**Task to carry out**
Without the pictures, output the records below word for word.

Collected data:
▬▬▬▬▬▬▬▬▬▬
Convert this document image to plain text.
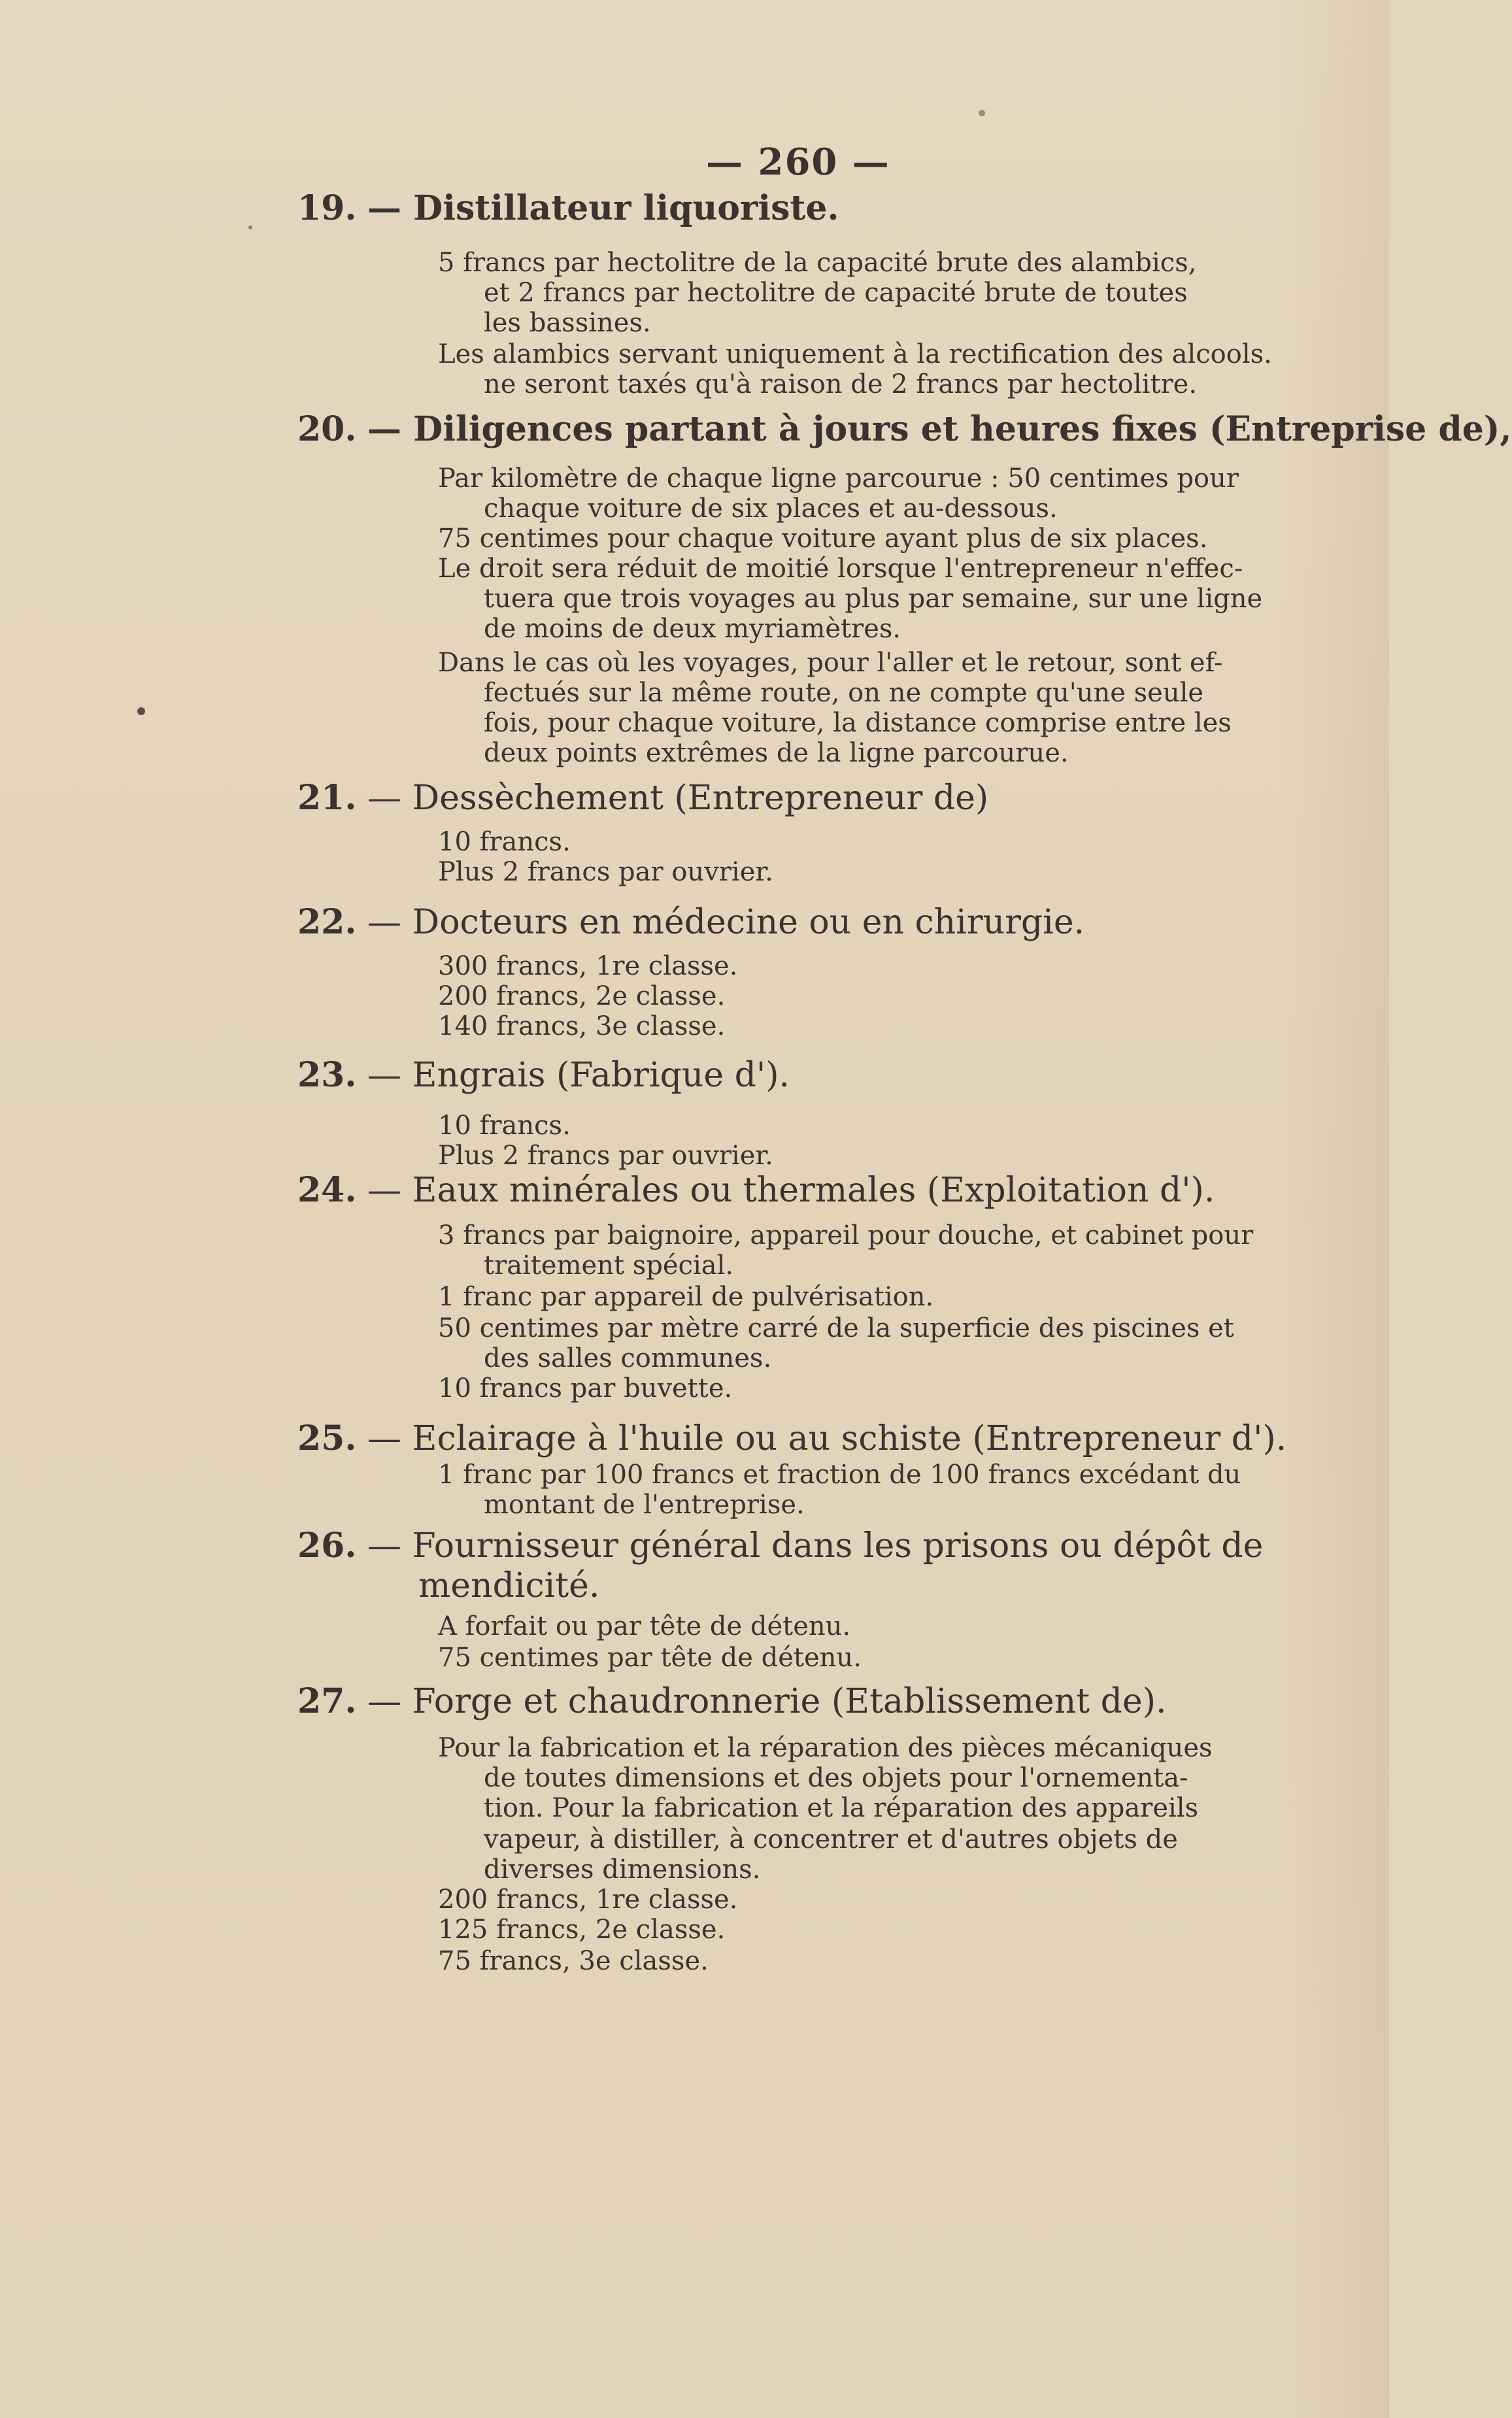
— 260 —
19. — Distillateur liquoriste.
5 francs par hectolitre de la capacité brute des alambics,
et 2 francs par hectolitre de capacité brute de toutes
les bassines.
Les alambics servant uniquement à la rectification des alcools.
ne seront taxés qu'à raison de 2 francs par hectolitre.
20. — Diligences partant à jours et heures fixes (Entreprise de),
Par kilomètre de chaque ligne parcourue : 50 centimes pour
chaque voiture de six places et au-dessous.
75 centimes pour chaque voiture ayant plus de six places.
Le droit sera réduit de moitié lorsque l'entrepreneur n'effec-
tuera que trois voyages au plus par semaine, sur une ligne
de moins de deux myriamètres.
Dans le cas où les voyages, pour l'aller et le retour, sont ef-
fectués sur la même route, on ne compte qu'une seule
fois, pour chaque voiture, la distance comprise entre les
deux points extrêmes de la ligne parcourue.
21. — Dessèchement (Entrepreneur de)
10 francs.
Plus 2 francs par ouvrier.
22. — Docteurs en médecine ou en chirurgie.
300 francs, 1re classe.
200 francs, 2e classe.
140 francs, 3e classe.
23. — Engrais (Fabrique d').
10 francs.
Plus 2 francs par ouvrier.
24. — Eaux minérales ou thermales (Exploitation d').
3 francs par baignoire, appareil pour douche, et cabinet pour
traitement spécial.
1 franc par appareil de pulvérisation.
50 centimes par mètre carré de la superficie des piscines et
des salles communes.
10 francs par buvette.
25. — Eclairage à l'huile ou au schiste (Entrepreneur d').
1 franc par 100 francs et fraction de 100 francs excédant du
montant de l'entreprise.
26. — Fournisseur général dans les prisons ou dépôt de
mendicité.
A forfait ou par tête de détenu.
75 centimes par tête de détenu.
27. — Forge et chaudronnerie (Etablissement de).
Pour la fabrication et la réparation des pièces mécaniques
de toutes dimensions et des objets pour l'ornementa-
tion. Pour la fabrication et la réparation des appareils
vapeur, à distiller, à concentrer et d'autres objets de
diverses dimensions.
200 francs, 1re classe.
125 francs, 2e classe.
75 francs, 3e classe.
▬▬▬▬▬▬▬▬▬▬
**Full solution**
Convert this document image to plain text.
— 260 —
19. — Distillateur liquoriste.
5 francs par hectolitre de la capacité brute des alambics,
et 2 francs par hectolitre de capacité brute de toutes
les bassines.
Les alambics servant uniquement à la rectification des alcools.
ne seront taxés qu'à raison de 2 francs par hectolitre.
20. — Diligences partant à jours et heures fixes (Entreprise de),
Par kilomètre de chaque ligne parcourue : 50 centimes pour
chaque voiture de six places et au-dessous.
75 centimes pour chaque voiture ayant plus de six places.
Le droit sera réduit de moitié lorsque l'entrepreneur n'effec-
tuera que trois voyages au plus par semaine, sur une ligne
de moins de deux myriamètres.
Dans le cas où les voyages, pour l'aller et le retour, sont ef-
fectués sur la même route, on ne compte qu'une seule
fois, pour chaque voiture, la distance comprise entre les
deux points extrêmes de la ligne parcourue.
21. — Dessèchement (Entrepreneur de)
10 francs.
Plus 2 francs par ouvrier.
22. — Docteurs en médecine ou en chirurgie.
300 francs, 1re classe.
200 francs, 2e classe.
140 francs, 3e classe.
23. — Engrais (Fabrique d').
10 francs.
Plus 2 francs par ouvrier.
24. — Eaux minérales ou thermales (Exploitation d').
3 francs par baignoire, appareil pour douche, et cabinet pour
traitement spécial.
1 franc par appareil de pulvérisation.
50 centimes par mètre carré de la superficie des piscines et
des salles communes.
10 francs par buvette.
25. — Eclairage à l'huile ou au schiste (Entrepreneur d').
1 franc par 100 francs et fraction de 100 francs excédant du
montant de l'entreprise.
26. — Fournisseur général dans les prisons ou dépôt de
mendicité.
A forfait ou par tête de détenu.
75 centimes par tête de détenu.
27. — Forge et chaudronnerie (Etablissement de).
Pour la fabrication et la réparation des pièces mécaniques
de toutes dimensions et des objets pour l'ornementa-
tion. Pour la fabrication et la réparation des appareils
vapeur, à distiller, à concentrer et d'autres objets de
diverses dimensions.
200 francs, 1re classe.
125 francs, 2e classe.
75 francs, 3e classe.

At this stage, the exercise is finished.